◆ TASK BRIEF:
Which scaling types are listed in the auto-scaling guide under "# Scaling Types"?

Auto-scaling Configuration - Complete Guide

Published: September 25, 2024 | Reading time: 25 minutes

Auto-scaling Overview

Auto-scaling automatically adjusts resources based on demand:

Scaling Types

# Scaling Types
- Horizontal scaling (scale out/in)
- Vertical scaling (scale up/down)
- Predictive scaling
- Scheduled scaling
- Manual scaling
- Target tracking scaling

AWS Auto Scaling

EC2 Auto Scaling Groups

AWS Auto Scaling Setup

# Create Launch Template
aws ec2 create-launch-template \
  --launch-template-name web-server-template \
  --launch-template-data '{
    "ImageId": "ami-0abcdef1234567890",
    "InstanceType": "t3.micro",
    "KeyName": "my-key",
    "SecurityGroupIds": ["sg-12345678"],
    "UserData": "'$(base64 -w 0 user-data.sh)'",
    "TagSpecifications": [{
      "ResourceType": "instance",
      "Tags": [{"Key": "Name", "Value": "web-server"}]
    }]
  }'

# Create Auto Scaling Group
aws autoscaling create-auto-scaling-group \
  --auto-scaling-group-name web-asg \
  --launch-template LaunchTemplateName=web-server-template,Version=1 \
  --min-size 1 \
  --max-size 10 \
  --desired-capacity 2 \
  --vpc-zone-identifier "subnet-12345678,subnet-87654321" \
  --health-check-type EC2 \
  --health-check-grace-period 300

# Create Scaling Policy
aws autoscaling put-scaling-policy \
  --auto-scaling-group-name web-asg \
  --policy-name scale-up-policy \
  --policy-type TargetTrackingScaling \
  --target-tracking-configuration '{
    "TargetValue": 70.0,
    "PredefinedMetricSpecification": {
      "PredefinedMetricType": "ASGAverageCPUUtilization"

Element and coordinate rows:
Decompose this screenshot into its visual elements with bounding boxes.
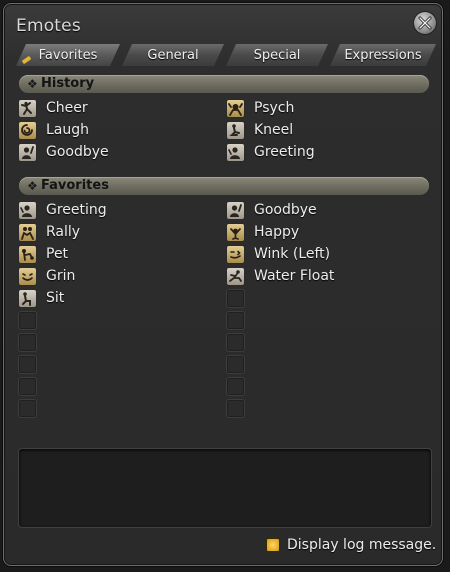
laugh-icon: [18, 120, 37, 140]
empty-slot-icon: [226, 288, 245, 308]
tab-label: General: [147, 47, 199, 63]
empty-slot-icon: [226, 376, 245, 396]
goodbye-icon: [226, 200, 245, 220]
empty-emote-slot[interactable]: [226, 309, 245, 331]
tab-label: Expressions: [344, 47, 422, 63]
emote-greeting[interactable]: Greeting: [226, 141, 315, 163]
emote-water-float[interactable]: Water Float: [226, 265, 334, 287]
empty-slot-icon: [226, 354, 245, 374]
emote-description-panel: [18, 448, 432, 528]
emote-label: Rally: [46, 224, 81, 240]
emote-label: Pet: [46, 246, 69, 262]
section-title: Favorites: [41, 178, 109, 193]
empty-emote-slot[interactable]: [18, 397, 37, 419]
emote-label: Water Float: [254, 268, 335, 284]
emote-label: Laugh: [46, 122, 90, 138]
emote-goodbye[interactable]: Goodbye: [226, 199, 317, 221]
cheer-icon: [18, 98, 37, 118]
psych-icon: [226, 98, 245, 118]
empty-emote-slot[interactable]: [226, 397, 245, 419]
empty-emote-slot[interactable]: [18, 353, 37, 375]
title-bar[interactable]: Emotes: [4, 4, 442, 40]
empty-slot-icon: [18, 310, 37, 330]
water-float-icon: [226, 266, 245, 286]
emote-label: Grin: [46, 268, 76, 284]
empty-emote-slot[interactable]: [226, 353, 245, 375]
emote-grin[interactable]: Grin: [18, 265, 75, 287]
grin-icon: [18, 266, 37, 286]
emote-kneel[interactable]: Kneel: [226, 119, 293, 141]
close-icon: [418, 16, 432, 30]
empty-slot-icon: [226, 332, 245, 352]
display-log-label: Display log message.: [287, 537, 437, 553]
emote-psych[interactable]: Psych: [226, 97, 294, 119]
emote-label: Kneel: [254, 122, 294, 138]
emote-happy[interactable]: Happy: [226, 221, 299, 243]
emote-tabs: Favorites General Special Expressions: [16, 44, 436, 68]
favorites-section-header: ❖ Favorites: [19, 177, 429, 195]
tab-label: Special: [253, 47, 301, 63]
emote-label: Greeting: [254, 144, 315, 160]
empty-slot-icon: [18, 376, 37, 396]
emote-greeting[interactable]: Greeting: [18, 199, 107, 221]
empty-emote-slot[interactable]: [18, 309, 37, 331]
emote-label: Sit: [46, 290, 65, 306]
emote-label: Goodbye: [46, 144, 109, 160]
emote-sit[interactable]: Sit: [18, 287, 64, 309]
tab-special[interactable]: Special: [226, 44, 328, 66]
emote-label: Psych: [254, 100, 295, 116]
empty-emote-slot[interactable]: [18, 331, 37, 353]
greeting-icon: [18, 200, 37, 220]
active-tab-marker: [22, 56, 32, 64]
history-section-header: ❖ History: [19, 75, 429, 93]
emote-label: Goodbye: [254, 202, 317, 218]
window-title: Emotes: [16, 16, 81, 36]
emote-label: Happy: [254, 224, 300, 240]
empty-slot-icon: [226, 310, 245, 330]
empty-emote-slot[interactable]: [18, 375, 37, 397]
empty-emote-slot[interactable]: [226, 375, 245, 397]
empty-emote-slot[interactable]: [226, 287, 245, 309]
emote-wink-left[interactable]: Wink (Left): [226, 243, 330, 265]
section-diamond-icon: ❖: [27, 77, 38, 91]
goodbye-icon: [18, 142, 37, 162]
tab-general[interactable]: General: [122, 44, 224, 66]
emote-label: Greeting: [46, 202, 107, 218]
close-button[interactable]: [414, 12, 436, 34]
emote-laugh[interactable]: Laugh: [18, 119, 89, 141]
display-log-toggle[interactable]: Display log message.: [266, 535, 436, 555]
tab-label: Favorites: [38, 47, 98, 63]
tab-expressions[interactable]: Expressions: [330, 44, 436, 66]
tab-favorites[interactable]: Favorites: [16, 44, 120, 66]
sit-icon: [18, 288, 37, 308]
emote-label: Cheer: [46, 100, 88, 116]
emote-label: Wink (Left): [254, 246, 331, 262]
happy-icon: [226, 222, 245, 242]
emote-pet[interactable]: Pet: [18, 243, 68, 265]
emotes-window: Emotes Favorites General Special Express…: [3, 3, 443, 566]
empty-slot-icon: [18, 398, 37, 418]
display-log-checkbox[interactable]: [266, 538, 280, 552]
greeting-icon: [226, 142, 245, 162]
empty-slot-icon: [18, 332, 37, 352]
kneel-icon: [226, 120, 245, 140]
rally-icon: [18, 222, 37, 242]
empty-slot-icon: [226, 398, 245, 418]
emote-goodbye[interactable]: Goodbye: [18, 141, 109, 163]
pet-icon: [18, 244, 37, 264]
empty-slot-icon: [18, 354, 37, 374]
emote-cheer[interactable]: Cheer: [18, 97, 88, 119]
wink-icon: [226, 244, 245, 264]
section-diamond-icon: ❖: [27, 179, 38, 193]
empty-emote-slot[interactable]: [226, 331, 245, 353]
section-title: History: [41, 76, 95, 91]
emote-rally[interactable]: Rally: [18, 221, 80, 243]
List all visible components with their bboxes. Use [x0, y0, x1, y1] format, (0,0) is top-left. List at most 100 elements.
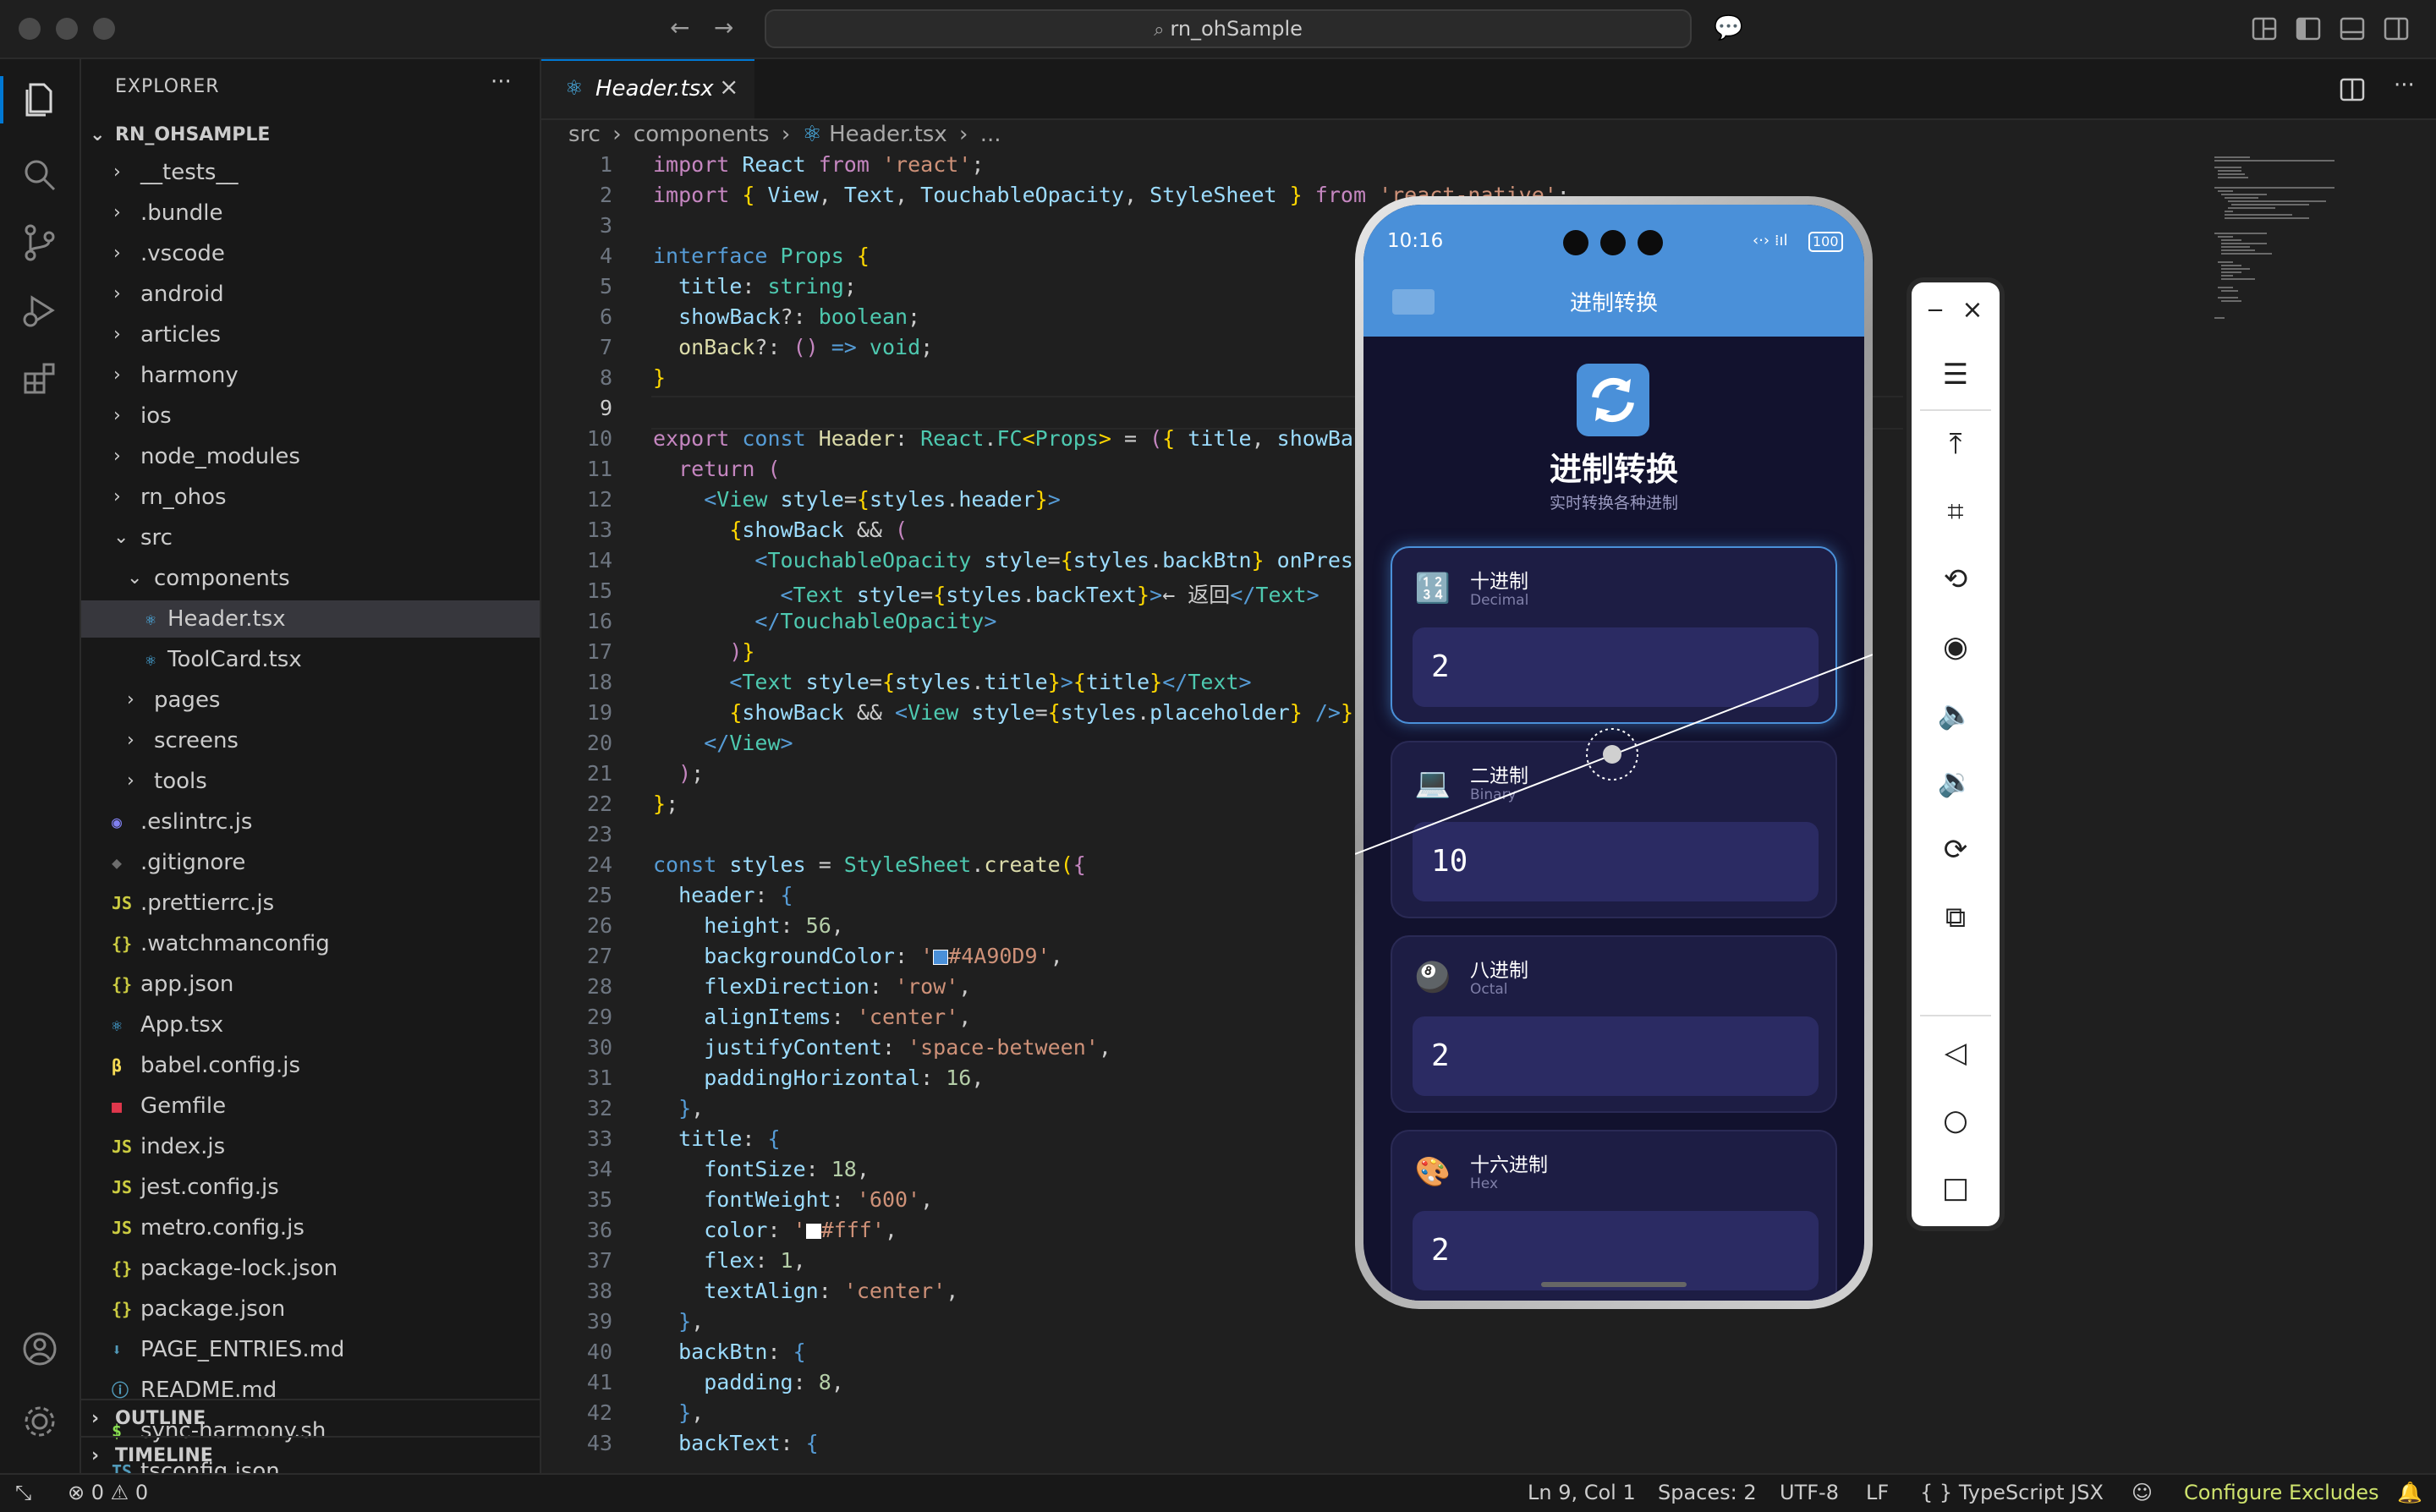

◆ WORKED ANSWER:
- Horizontal scaling (scale out/in)
- Vertical scaling (scale up/down)
- Predictive scaling
- Scheduled scaling
- Manual scaling
- Target tracking scaling